▸ Your tasks
**1)** Summarize the football broadcasting article in two sentences.
**2)** In the football broadcasting article, who narrates "John Madden: My Road to Canton"?
**3)** Pick up the football broadcasting article after its final sentence and keep writing it.

▸ Extracted text
-- BEGIN --

NFL Network and NBC serve up football appetizers; Madden to Hall of Fame; Sunday Night gridiron; Manning miscast

David Ortiz hit another walk-off home run, who cares? The Yankees got Bobby Abreu, so what? Floyd Landis has more testosterone than the locker room at Augusta, big deal!

Let’s get to the important stuff. The NFL Network kicks off the NFL season this week with unprecedented coverage of the Pro Football Hall of Fame enshrinement, more than 14 hours of programming beginning Thursday.

On Saturday, the Network will feature the induction ceremonies for John Madden, Troy Aikman, Harry Carson, Warren Moon, Reggie White and Rayfield Wright, starting with a two-hour “NFL Total Access” pre-ceremony show beginning at 11:00 a.m. and a one-hour post-ceremony show.

Coverage will be anchored by Rich Eisen, Adam Schefter and the newest member of the NFL Network team, Steve Mariucci.

The Hall of Fame Game is slated for Sunday at 8:00 p.m. on NBC. “NFL Total Access” airs a two-hour pregame show at 6:00 p.m. with features and analysis centering on the game’s participants, Oakland and Philadelphia. On Friday, the Network will have inductee press conferences at 3:30 p.m. and coverage of the Hall of Fame dinner at 7:00 p.m.

As the most decorated broadcaster in this year’s Hall of Fame class, Madden is getting some special treatment from NFL Network.

On Thursday at 9:00 p.m., “John Madden: My Road to Canton” will premiere. The program, narrated by Madden’s longtime CBS and Fox partner Pat Summerall, marks Madden’s progression from Raiders’ coach to broadcasting icon.

Says Madden, “When I first took a job (in broadcasting), I didn’t really want to do it because I didn’t respect those guys. My agent said to me, ‘ You should do it because if you say no now, they may not want you later.’

“I go for a practice run at a preseason game and Bob Costas was my play-by-play man. I was terrible during the practice run, then I did my first regular season game the next week. Here I am over 20 years later.”

Interestingly enough, this is not Madden’s first shot at immortality. He explains, “Twenty-seven years ago I was a (Hall of Fame) finalist and one of the reasons I didn't make it was because they were afraid I was going to go back into coaching and not stay retired. It took 27 years for the next opportunity to be a finalist and eventually get it.”

Peacock pigskin

Madden joins NBC’s “Sunday Night Football” as game analyst, kicking off with Sunday’s Hall of Fame Game at 8:00 p.m. NBC has assembled perhaps the greatest on-air team in the history of NFL broadcasting including Madden, Bob Costas, Al Michaels, Andrea Kremer, Peter King, Jerome Bettis, Sterling Sharpe and Cris Collinsworth.

Says NBC Sports chief Dick Ebersol, “The greatest advantage we have is that we have a team with this level of excellence. Behind the camera we have (former ABC “Monday Night Football” producer and director) Fred Gaudelli and Drew Esocoff, so quality is where we hope to start with no rookie errors.”

Michaels, an ABC Sports icon who left the network to reunite with Madden on NBC, discusses his cohorts, “We've put together an eclectic group with experience and talent. I think that we all felt that we were a part of something that is going to be extraordinary.

“When you look at the early season schedule, flex scheduling in the s econd half of the season, the people in the studio for "Football Night in America," the experience and the talent of the production crew and Dick Ebersol's vision, it's a can't miss.”

-- END --

[Region and label listings]

-- BEGIN --

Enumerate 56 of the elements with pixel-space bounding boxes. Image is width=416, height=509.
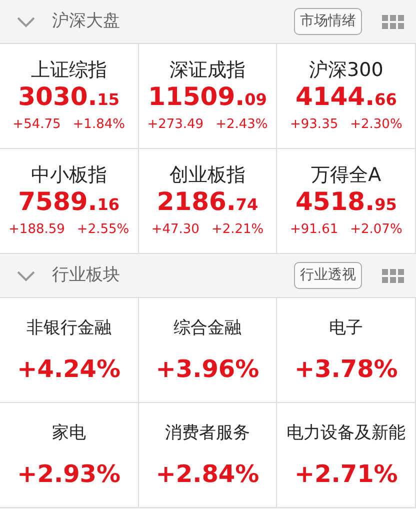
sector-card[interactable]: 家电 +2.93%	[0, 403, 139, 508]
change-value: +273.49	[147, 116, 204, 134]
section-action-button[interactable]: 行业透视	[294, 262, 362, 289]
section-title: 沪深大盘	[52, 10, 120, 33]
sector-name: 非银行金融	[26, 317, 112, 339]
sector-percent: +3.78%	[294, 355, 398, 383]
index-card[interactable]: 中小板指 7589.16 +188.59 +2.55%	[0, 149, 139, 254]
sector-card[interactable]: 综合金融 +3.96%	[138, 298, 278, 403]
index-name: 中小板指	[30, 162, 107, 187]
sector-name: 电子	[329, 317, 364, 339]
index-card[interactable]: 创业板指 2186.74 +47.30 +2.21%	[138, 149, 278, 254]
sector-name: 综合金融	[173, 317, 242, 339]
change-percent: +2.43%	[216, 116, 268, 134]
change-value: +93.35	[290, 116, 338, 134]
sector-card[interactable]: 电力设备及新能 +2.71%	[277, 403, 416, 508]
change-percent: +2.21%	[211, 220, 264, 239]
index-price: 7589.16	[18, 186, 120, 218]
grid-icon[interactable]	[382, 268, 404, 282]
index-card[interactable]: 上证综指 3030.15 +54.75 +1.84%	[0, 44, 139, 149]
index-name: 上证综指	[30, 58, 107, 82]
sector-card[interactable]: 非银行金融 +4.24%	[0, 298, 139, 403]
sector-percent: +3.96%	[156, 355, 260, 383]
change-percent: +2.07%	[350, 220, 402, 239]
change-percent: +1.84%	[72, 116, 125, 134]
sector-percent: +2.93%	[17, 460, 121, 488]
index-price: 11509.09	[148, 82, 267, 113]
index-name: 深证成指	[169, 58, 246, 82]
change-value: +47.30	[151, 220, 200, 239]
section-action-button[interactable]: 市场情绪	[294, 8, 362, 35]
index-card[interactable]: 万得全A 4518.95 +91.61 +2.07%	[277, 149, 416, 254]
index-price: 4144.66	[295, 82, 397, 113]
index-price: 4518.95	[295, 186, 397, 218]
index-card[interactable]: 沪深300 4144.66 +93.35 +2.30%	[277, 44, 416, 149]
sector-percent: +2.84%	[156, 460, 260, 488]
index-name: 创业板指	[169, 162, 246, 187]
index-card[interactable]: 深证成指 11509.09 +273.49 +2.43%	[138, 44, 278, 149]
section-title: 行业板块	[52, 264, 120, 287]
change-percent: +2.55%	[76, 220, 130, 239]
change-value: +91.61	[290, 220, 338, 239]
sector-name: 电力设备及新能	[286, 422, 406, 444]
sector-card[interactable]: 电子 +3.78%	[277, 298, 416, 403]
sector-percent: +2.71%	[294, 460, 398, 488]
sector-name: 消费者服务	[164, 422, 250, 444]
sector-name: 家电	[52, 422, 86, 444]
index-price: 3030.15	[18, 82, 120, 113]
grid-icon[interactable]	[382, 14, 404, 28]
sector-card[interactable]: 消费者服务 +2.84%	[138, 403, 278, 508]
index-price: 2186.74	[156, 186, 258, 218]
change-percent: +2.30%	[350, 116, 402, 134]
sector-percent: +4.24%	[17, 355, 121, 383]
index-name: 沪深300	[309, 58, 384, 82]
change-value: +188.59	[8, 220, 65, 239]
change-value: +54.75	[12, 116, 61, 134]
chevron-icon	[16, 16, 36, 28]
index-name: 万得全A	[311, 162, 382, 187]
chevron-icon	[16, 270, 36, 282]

-- END --

▸ Results for each task
**1)** The NFL Network is opening the season with more than 14 hours of Pro Football Hall of Fame enshrinement programming, including the induction ceremonies for John Madden, Troy Aikman, Harry Carson, Warren Moon, Reggie White and Rayfield Wright, and a Thursday premiere of "John Madden: My Road to Canton." Madden is also joining NBC's "Sunday Night Football" as game analyst, starting with Sunday's Hall of Fame Game, on an on-air team that includes Bob Costas, Al Michaels and Cris Collinsworth.

**2)** Pat Summerall, Madden's longtime CBS and Fox partner, narrates it.

**3)**
According to NBC, their NFL agreement continues through the 2011 season and calls for 16 regular season Sunday night games, each season's "NFL Kickoff" Thursday night primetime game, two postseason Wild Card games and three preseason games in primetime, in addition to Super Bowl XLIII in 2009 in Tampa and XLVI in 2012 and Pro Bowls in the same years.

Under the new deal, the NFL provides NBC flexible game scheduling over seven of the final eight weeks of the regular season for "NBC Sunday Night Football." Flexible scheduling, offered for the first time by the NFL, ensures marquee matchups when many teams' playoff chances are at stake.

Michaels expects Madden to be especially up for the premiere broadcast in Canton. “John is going to be running on a lot of adrenalin,” he states. “ With his wealth of knowledge, it is going to be a phenomenal weekend.

“There is going to be a glow that surrounds this whole weekend. It's our opening game telecast, and all the NFL is going to be at the Hall of Fame. John is as important a figure as anyone in the recent history of the NFL. I think he has made the game more interesting to millions, more than anyone in the NFL."

Adds Madden, “I am going to have plenty of time before the telecast to prepare. I went to the Raiders training camp last week to watch them practice.

“I'm going to talk to the Eagles later this week, but that is where you have to have a great partner and we all know I have a great partner in Al. He has always been a clean-up guy and I will probably need a clean-up Sunday more than I ever have."

NBC has launched www.snfonnbc.com to promote the start of their NFL schedule. The network has also created a series of promos leading into the season featuring their broadcast team.

Says Costas in one of the ads, “John Madden is in a separate category. I don't think anyone ever says to John Madden 'Are you who I think you are?' or 'Does anyone ever tell you, you look like John Madden?' Who else looks like John Madden? Who else sounds like John Madden? Who could John Madden be confused with? He's singular.”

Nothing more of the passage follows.